# Given task
Pictures stay out of your copy, but everything else in the records below must be repeated exactly.

[Stored records]
---
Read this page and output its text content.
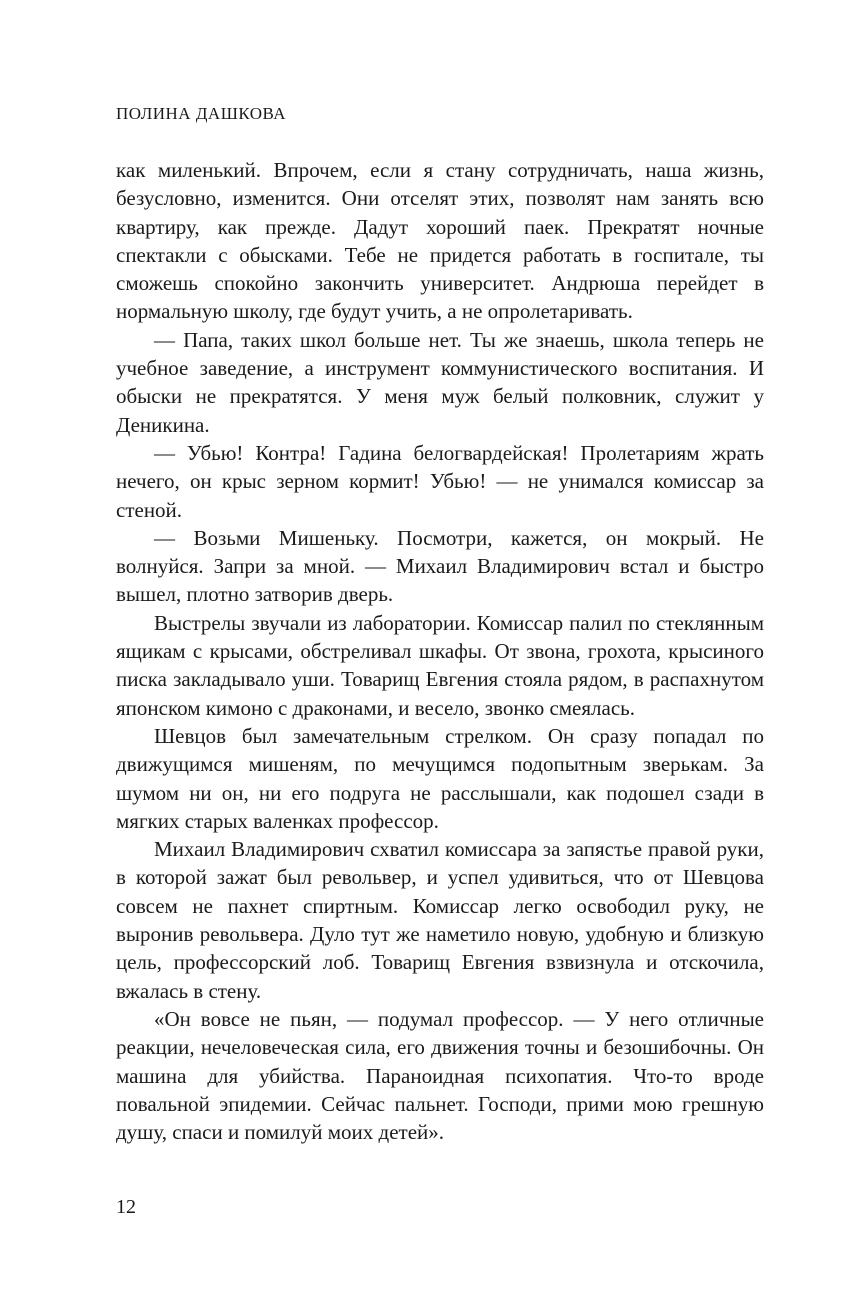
ПОЛИНА ДАШКОВА

как миленький. Впрочем, если я стану сотрудничать, наша жизнь, безусловно, изменится. Они отселят этих, позволят нам занять всю квартиру, как прежде. Дадут хороший паек. Прекратят ночные спектакли с обысками. Тебе не придется работать в госпитале, ты сможешь спокойно закончить университет. Андрюша перейдет в нормальную школу, где будут учить, а не опролетаривать.

— Папа, таких школ больше нет. Ты же знаешь, школа теперь не учебное заведение, а инструмент коммунистического воспитания. И обыски не прекратятся. У меня муж белый полковник, служит у Деникина.

— Убью! Контра! Гадина белогвардейская! Пролетариям жрать нечего, он крыс зерном кормит! Убью! — не унимался комиссар за стеной.

— Возьми Мишеньку. Посмотри, кажется, он мокрый. Не волнуйся. Запри за мной. — Михаил Владимирович встал и быстро вышел, плотно затворив дверь.

Выстрелы звучали из лаборатории. Комиссар палил по стеклянным ящикам с крысами, обстреливал шкафы. От звона, грохота, крысиного писка закладывало уши. Товарищ Евгения стояла рядом, в распахнутом японском кимоно с драконами, и весело, звонко смеялась.

Шевцов был замечательным стрелком. Он сразу попадал по движущимся мишеням, по мечущимся подопытным зверькам. За шумом ни он, ни его подруга не расслышали, как подошел сзади в мягких старых валенках профессор.

Михаил Владимирович схватил комиссара за запястье правой руки, в которой зажат был револьвер, и успел удивиться, что от Шевцова совсем не пахнет спиртным. Комиссар легко освободил руку, не выронив револьвера. Дуло тут же наметило новую, удобную и близкую цель, профессорский лоб. Товарищ Евгения взвизнула и отскочила, вжалась в стену.

«Он вовсе не пьян, — подумал профессор. — У него отличные реакции, нечеловеческая сила, его движения точны и безошибочны. Он машина для убийства. Параноидная психопатия. Что-то вроде повальной эпидемии. Сейчас пальнет. Господи, прими мою грешную душу, спаси и помилуй моих детей».

12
---
# Written answer
Read this page and output its text content.
ПОЛИНА ДАШКОВА

как миленький. Впрочем, если я стану сотрудничать, наша жизнь, безусловно, изменится. Они отселят этих, позволят нам занять всю квартиру, как прежде. Дадут хороший паек. Прекратят ночные спектакли с обысками. Тебе не придется работать в госпитале, ты сможешь спокойно закончить университет. Андрюша перейдет в нормальную школу, где будут учить, а не опролетаривать.

— Папа, таких школ больше нет. Ты же знаешь, школа теперь не учебное заведение, а инструмент коммунистического воспитания. И обыски не прекратятся. У меня муж белый полковник, служит у Деникина.

— Убью! Контра! Гадина белогвардейская! Пролетариям жрать нечего, он крыс зерном кормит! Убью! — не унимался комиссар за стеной.

— Возьми Мишеньку. Посмотри, кажется, он мокрый. Не волнуйся. Запри за мной. — Михаил Владимирович встал и быстро вышел, плотно затворив дверь.

Выстрелы звучали из лаборатории. Комиссар палил по стеклянным ящикам с крысами, обстреливал шкафы. От звона, грохота, крысиного писка закладывало уши. Товарищ Евгения стояла рядом, в распахнутом японском кимоно с драконами, и весело, звонко смеялась.

Шевцов был замечательным стрелком. Он сразу попадал по движущимся мишеням, по мечущимся подопытным зверькам. За шумом ни он, ни его подруга не расслышали, как подошел сзади в мягких старых валенках профессор.

Михаил Владимирович схватил комиссара за запястье правой руки, в которой зажат был револьвер, и успел удивиться, что от Шевцова совсем не пахнет спиртным. Комиссар легко освободил руку, не выронив револьвера. Дуло тут же наметило новую, удобную и близкую цель, профессорский лоб. Товарищ Евгения взвизнула и отскочила, вжалась в стену.

«Он вовсе не пьян, — подумал профессор. — У него отличные реакции, нечеловеческая сила, его движения точны и безошибочны. Он машина для убийства. Параноидная психопатия. Что-то вроде повальной эпидемии. Сейчас пальнет. Господи, прими мою грешную душу, спаси и помилуй моих детей».

12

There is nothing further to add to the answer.